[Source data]
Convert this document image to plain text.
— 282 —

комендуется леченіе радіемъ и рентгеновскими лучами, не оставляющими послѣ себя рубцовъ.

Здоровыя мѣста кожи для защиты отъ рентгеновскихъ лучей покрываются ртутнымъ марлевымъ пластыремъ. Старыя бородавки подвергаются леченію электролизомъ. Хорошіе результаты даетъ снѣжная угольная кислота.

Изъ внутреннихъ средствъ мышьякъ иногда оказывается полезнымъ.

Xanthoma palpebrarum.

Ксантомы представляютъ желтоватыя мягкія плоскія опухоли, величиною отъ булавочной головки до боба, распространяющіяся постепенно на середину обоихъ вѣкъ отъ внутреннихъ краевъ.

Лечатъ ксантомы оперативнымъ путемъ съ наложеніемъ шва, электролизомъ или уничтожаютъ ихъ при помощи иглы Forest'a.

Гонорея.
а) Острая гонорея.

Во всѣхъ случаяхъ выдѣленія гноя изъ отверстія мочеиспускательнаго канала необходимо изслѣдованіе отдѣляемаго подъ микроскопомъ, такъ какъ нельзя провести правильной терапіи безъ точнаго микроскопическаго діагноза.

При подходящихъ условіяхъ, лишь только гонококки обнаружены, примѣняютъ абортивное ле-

TASK — Pick out each line containing the string "внутреннихъ" and copy it.

FINISHED TASK —
Изъ внутреннихъ средствъ мышьякъ иногда оказывается полезнымъ.
Ксантомы представляютъ желтоватыя мягкія плоскія опухоли, величиною отъ булавочной головки до боба, распространяющіяся постепенно на середину обоихъ вѣкъ отъ внутреннихъ краевъ.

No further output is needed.